Lines of data:

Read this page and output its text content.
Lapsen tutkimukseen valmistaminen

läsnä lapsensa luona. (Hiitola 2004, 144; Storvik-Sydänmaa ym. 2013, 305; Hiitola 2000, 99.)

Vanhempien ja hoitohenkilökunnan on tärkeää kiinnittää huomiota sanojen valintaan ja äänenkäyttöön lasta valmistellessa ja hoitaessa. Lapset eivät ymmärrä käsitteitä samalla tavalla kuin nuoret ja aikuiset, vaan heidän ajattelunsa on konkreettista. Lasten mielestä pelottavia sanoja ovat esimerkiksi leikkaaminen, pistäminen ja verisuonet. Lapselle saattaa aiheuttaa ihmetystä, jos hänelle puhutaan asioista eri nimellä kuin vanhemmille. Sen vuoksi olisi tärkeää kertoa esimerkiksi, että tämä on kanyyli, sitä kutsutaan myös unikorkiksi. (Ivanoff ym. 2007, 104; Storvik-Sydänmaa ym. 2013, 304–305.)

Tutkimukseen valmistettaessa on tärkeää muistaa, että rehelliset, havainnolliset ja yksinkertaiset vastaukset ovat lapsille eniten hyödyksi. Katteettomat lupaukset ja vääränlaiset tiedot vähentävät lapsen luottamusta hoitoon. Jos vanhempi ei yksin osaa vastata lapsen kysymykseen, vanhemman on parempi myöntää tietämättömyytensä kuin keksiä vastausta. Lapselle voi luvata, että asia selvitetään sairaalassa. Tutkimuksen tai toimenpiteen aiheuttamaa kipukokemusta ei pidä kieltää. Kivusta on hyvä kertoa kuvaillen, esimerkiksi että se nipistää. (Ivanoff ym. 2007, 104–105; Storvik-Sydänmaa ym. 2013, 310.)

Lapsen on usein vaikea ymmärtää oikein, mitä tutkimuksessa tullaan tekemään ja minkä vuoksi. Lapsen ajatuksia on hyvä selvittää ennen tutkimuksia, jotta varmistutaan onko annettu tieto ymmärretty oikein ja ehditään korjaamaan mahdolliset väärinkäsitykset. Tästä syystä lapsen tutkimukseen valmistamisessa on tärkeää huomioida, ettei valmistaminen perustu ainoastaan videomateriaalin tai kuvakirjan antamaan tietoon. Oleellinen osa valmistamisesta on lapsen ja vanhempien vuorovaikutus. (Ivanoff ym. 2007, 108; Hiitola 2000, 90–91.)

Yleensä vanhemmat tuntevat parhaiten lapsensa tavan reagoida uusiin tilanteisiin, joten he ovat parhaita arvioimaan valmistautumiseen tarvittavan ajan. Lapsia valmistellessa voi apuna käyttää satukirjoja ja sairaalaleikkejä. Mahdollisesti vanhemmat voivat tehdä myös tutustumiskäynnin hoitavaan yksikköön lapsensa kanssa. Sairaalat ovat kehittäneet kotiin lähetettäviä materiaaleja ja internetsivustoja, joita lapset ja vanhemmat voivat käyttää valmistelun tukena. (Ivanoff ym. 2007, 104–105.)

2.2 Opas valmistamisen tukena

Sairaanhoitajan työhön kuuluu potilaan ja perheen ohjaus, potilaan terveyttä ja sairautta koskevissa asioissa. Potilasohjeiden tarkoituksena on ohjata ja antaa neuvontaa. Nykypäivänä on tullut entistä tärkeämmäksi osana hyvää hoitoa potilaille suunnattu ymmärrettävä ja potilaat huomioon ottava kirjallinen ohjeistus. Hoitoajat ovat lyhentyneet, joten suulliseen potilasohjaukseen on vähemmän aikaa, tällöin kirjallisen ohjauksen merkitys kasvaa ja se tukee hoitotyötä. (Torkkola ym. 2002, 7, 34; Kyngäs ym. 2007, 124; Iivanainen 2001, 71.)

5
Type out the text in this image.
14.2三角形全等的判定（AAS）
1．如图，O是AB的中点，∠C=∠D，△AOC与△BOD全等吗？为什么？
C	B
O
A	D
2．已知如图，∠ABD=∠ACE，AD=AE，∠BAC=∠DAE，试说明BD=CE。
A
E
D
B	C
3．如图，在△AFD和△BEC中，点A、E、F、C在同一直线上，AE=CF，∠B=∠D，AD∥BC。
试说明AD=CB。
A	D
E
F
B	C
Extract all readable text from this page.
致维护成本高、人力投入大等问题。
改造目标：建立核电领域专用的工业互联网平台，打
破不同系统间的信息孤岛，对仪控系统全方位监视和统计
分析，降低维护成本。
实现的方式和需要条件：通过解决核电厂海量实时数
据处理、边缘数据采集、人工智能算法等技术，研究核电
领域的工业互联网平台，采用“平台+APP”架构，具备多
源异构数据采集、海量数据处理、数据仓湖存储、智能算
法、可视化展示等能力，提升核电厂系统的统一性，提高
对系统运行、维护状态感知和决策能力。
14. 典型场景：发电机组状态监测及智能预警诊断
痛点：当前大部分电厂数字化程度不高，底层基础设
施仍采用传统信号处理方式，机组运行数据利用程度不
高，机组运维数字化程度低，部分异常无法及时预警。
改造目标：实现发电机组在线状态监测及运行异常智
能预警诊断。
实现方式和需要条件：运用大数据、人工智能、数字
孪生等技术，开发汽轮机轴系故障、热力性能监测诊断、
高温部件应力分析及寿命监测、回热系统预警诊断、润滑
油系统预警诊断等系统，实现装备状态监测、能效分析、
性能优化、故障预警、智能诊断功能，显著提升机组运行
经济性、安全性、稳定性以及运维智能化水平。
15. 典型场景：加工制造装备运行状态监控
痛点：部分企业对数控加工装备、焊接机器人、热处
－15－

Exercise:
Repeat word for word every line from the one that holds "Extract all readable text from this page." to the end. Both ends count.

Result for this exercise:
Extract all readable text from this page.
致维护成本高、人力投入大等问题。
改造目标：建立核电领域专用的工业互联网平台，打
破不同系统间的信息孤岛，对仪控系统全方位监视和统计
分析，降低维护成本。
实现的方式和需要条件：通过解决核电厂海量实时数
据处理、边缘数据采集、人工智能算法等技术，研究核电
领域的工业互联网平台，采用“平台+APP”架构，具备多
源异构数据采集、海量数据处理、数据仓湖存储、智能算
法、可视化展示等能力，提升核电厂系统的统一性，提高
对系统运行、维护状态感知和决策能力。
14. 典型场景：发电机组状态监测及智能预警诊断
痛点：当前大部分电厂数字化程度不高，底层基础设
施仍采用传统信号处理方式，机组运行数据利用程度不
高，机组运维数字化程度低，部分异常无法及时预警。
改造目标：实现发电机组在线状态监测及运行异常智
能预警诊断。
实现方式和需要条件：运用大数据、人工智能、数字
孪生等技术，开发汽轮机轴系故障、热力性能监测诊断、
高温部件应力分析及寿命监测、回热系统预警诊断、润滑
油系统预警诊断等系统，实现装备状态监测、能效分析、
性能优化、故障预警、智能诊断功能，显著提升机组运行
经济性、安全性、稳定性以及运维智能化水平。
15. 典型场景：加工制造装备运行状态监控
痛点：部分企业对数控加工装备、焊接机器人、热处
－15－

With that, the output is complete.